** START **

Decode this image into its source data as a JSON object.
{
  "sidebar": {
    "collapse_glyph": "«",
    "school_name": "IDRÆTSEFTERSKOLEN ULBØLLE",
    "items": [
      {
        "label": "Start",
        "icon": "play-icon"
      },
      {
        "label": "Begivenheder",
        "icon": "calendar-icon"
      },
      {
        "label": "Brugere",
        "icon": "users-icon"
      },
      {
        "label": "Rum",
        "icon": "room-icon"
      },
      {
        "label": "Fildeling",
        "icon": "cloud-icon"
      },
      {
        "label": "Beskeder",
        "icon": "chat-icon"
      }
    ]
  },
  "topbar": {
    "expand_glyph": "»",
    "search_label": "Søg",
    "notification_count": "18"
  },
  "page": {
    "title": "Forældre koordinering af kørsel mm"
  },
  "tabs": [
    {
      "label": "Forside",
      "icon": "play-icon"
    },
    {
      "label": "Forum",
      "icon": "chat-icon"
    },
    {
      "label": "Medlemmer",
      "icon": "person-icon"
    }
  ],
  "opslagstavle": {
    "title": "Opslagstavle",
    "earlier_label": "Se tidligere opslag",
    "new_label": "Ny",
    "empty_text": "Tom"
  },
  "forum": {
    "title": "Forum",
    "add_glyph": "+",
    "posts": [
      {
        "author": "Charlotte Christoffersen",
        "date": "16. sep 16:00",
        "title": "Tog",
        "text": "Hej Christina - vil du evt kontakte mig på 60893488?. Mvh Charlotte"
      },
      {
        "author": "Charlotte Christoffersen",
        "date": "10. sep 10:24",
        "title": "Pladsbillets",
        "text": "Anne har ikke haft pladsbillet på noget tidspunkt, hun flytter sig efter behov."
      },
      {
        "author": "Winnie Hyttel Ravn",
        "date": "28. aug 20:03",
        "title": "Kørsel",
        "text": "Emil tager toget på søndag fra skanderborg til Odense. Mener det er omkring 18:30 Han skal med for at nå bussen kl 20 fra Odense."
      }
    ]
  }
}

** END **

From the listing above, extract all records word for word.

### Response to this exercise
Decode this image into its source data as a JSON object.
{
  "sidebar": {
    "collapse_glyph": "«",
    "school_name": "IDRÆTSEFTERSKOLEN ULBØLLE",
    "items": [
      {
        "label": "Start",
        "icon": "play-icon"
      },
      {
        "label": "Begivenheder",
        "icon": "calendar-icon"
      },
      {
        "label": "Brugere",
        "icon": "users-icon"
      },
      {
        "label": "Rum",
        "icon": "room-icon"
      },
      {
        "label": "Fildeling",
        "icon": "cloud-icon"
      },
      {
        "label": "Beskeder",
        "icon": "chat-icon"
      }
    ]
  },
  "topbar": {
    "expand_glyph": "»",
    "search_label": "Søg",
    "notification_count": "18"
  },
  "page": {
    "title": "Forældre koordinering af kørsel mm"
  },
  "tabs": [
    {
      "label": "Forside",
      "icon": "play-icon"
    },
    {
      "label": "Forum",
      "icon": "chat-icon"
    },
    {
      "label": "Medlemmer",
      "icon": "person-icon"
    }
  ],
  "opslagstavle": {
    "title": "Opslagstavle",
    "earlier_label": "Se tidligere opslag",
    "new_label": "Ny",
    "empty_text": "Tom"
  },
  "forum": {
    "title": "Forum",
    "add_glyph": "+",
    "posts": [
      {
        "author": "Charlotte Christoffersen",
        "date": "16. sep 16:00",
        "title": "Tog",
        "text": "Hej Christina - vil du evt kontakte mig på 60893488?. Mvh Charlotte"
      },
      {
        "author": "Charlotte Christoffersen",
        "date": "10. sep 10:24",
        "title": "Pladsbillets",
        "text": "Anne har ikke haft pladsbillet på noget tidspunkt, hun flytter sig efter behov."
      },
      {
        "author": "Winnie Hyttel Ravn",
        "date": "28. aug 20:03",
        "title": "Kørsel",
        "text": "Emil tager toget på søndag fra skanderborg til Odense. Mener det er omkring 18:30 Han skal med for at nå bussen kl 20 fra Odense."
      }
    ]
  }
}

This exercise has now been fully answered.